## Extrait du texte
*****

10      L’article 38 de l’OUG 57/2007 énonce :

« 1.      Par exception aux dispositions de l’article 33, paragraphes 1 à 4, et de l’article 37, paragraphe 1, l’autorité publique centrale chargée de la protection de l’environnement établit annuellement, et chaque fois que cela s’avère nécessaire, des dérogations, à condition qu’il n’existe pas d’autre solution acceptable et que les mesures dérogatoires ne soient pas prises au détriment du maintien des populations des espèces concernées dans un état de conservation favorable dans leur milieu naturel, et seulement dans les situations suivantes :

[...]

c)      dans l’intérêt de la santé et la sécurité publiques, et, dans le cas des espèces d’animaux autres que les oiseaux, également pour d’autres raisons d’intérêt public majeur, y compris de nature sociale ou économique, et lorsque cela a des conséquences bénéfiques d’importance majeure pour l’environnement ;

[...]

2.      Les dérogations sont établies par arrêté du chef de l’autorité publique centrale chargée de la protection de l’environnement et des forêts, sur avis de l’Académie roumaine.

*****

## Objectif énoncé 1
D'après l'extrait de l'article 38, sur l'avis de quelle institution les dérogations sont-elles établies ?
## Objectif énoncé 2
Reprenez le passage de l'extrait de l'article 38 commençant par « c)      dans l’intérêt de » et allant jusqu'à « de l’Académie roumaine. », en renommant « Académie roumaine » en « Académie des sciences ».

## Données fournies
*****

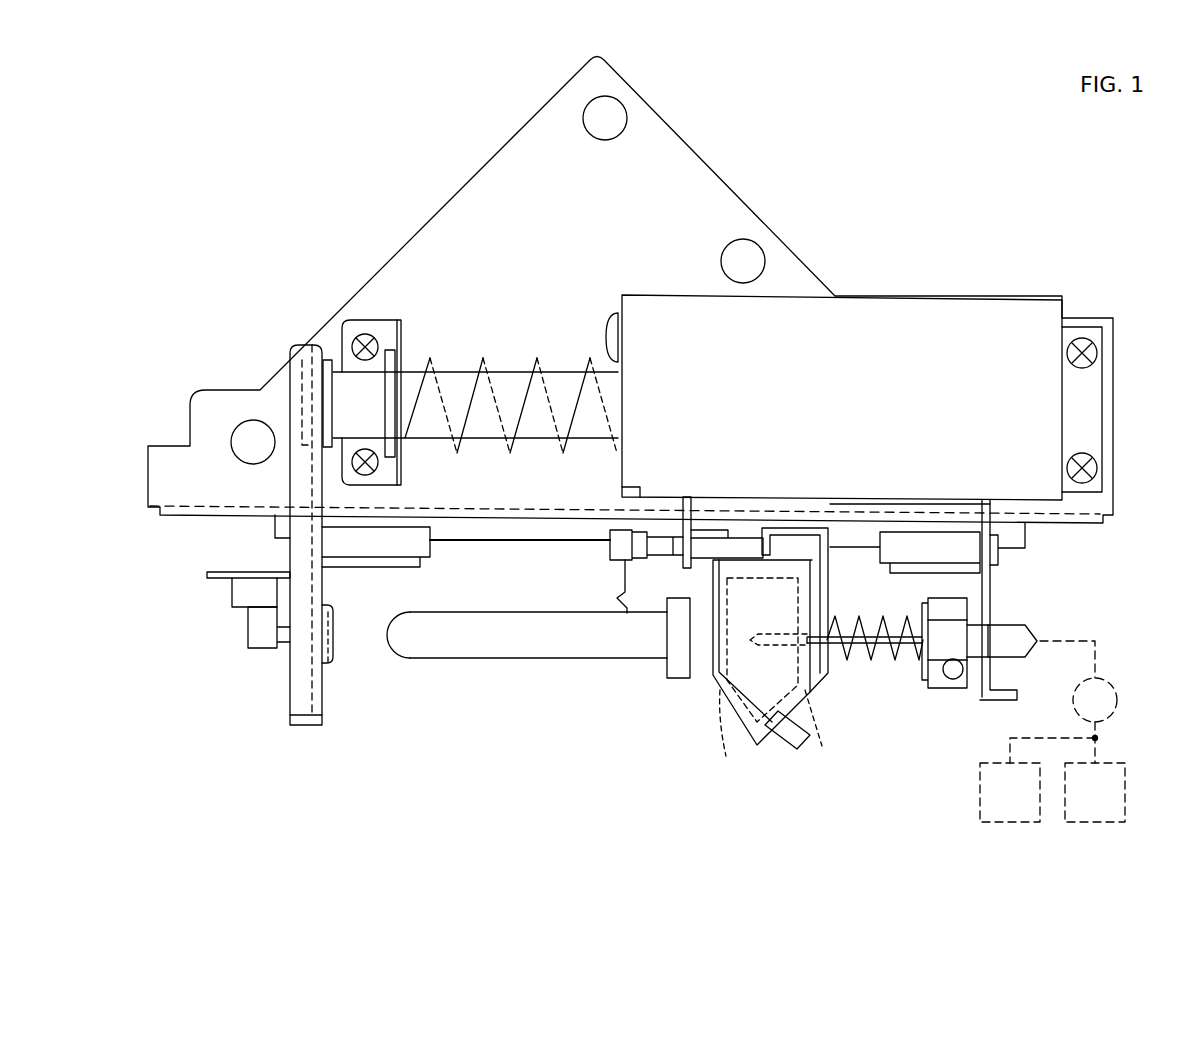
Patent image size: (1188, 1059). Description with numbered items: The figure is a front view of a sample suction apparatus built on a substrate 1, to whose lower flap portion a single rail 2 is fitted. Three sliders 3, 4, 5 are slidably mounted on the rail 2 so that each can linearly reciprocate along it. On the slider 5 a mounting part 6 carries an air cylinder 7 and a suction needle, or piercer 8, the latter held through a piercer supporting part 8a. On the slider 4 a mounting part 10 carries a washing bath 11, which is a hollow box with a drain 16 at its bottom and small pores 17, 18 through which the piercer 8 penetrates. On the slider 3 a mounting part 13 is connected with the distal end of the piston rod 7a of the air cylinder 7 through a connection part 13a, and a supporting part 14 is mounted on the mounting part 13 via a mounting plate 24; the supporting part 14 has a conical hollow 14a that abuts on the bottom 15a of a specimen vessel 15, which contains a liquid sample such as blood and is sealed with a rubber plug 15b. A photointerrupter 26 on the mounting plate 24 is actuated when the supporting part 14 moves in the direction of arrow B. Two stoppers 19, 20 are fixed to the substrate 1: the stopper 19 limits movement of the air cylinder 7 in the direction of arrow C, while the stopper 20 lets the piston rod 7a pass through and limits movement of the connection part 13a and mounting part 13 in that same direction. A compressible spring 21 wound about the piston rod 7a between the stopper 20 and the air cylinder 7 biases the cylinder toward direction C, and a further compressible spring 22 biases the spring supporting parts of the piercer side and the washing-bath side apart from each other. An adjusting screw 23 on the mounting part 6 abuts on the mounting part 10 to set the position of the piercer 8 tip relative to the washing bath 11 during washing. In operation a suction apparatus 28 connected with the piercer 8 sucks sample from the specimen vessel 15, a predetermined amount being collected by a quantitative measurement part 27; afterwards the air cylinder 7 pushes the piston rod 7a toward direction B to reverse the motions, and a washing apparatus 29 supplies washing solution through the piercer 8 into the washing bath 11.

*****

## Réponse exacte 1
Les dérogations sont établies sur avis de l'Académie roumaine.

## Réponse exacte 2
c)      dans l’intérêt de la santé et la sécurité publiques, et, dans le cas des espèces d’animaux autres que les oiseaux, également pour d’autres raisons d’intérêt public majeur, y compris de nature sociale ou économique, et lorsque cela a des conséquences bénéfiques d’importance majeure pour l’environnement ;

[...]

2.      Les dérogations sont établies par arrêté du chef de l’autorité publique centrale chargée de la protection de l’environnement et des forêts, sur avis de l’Académie des sciences.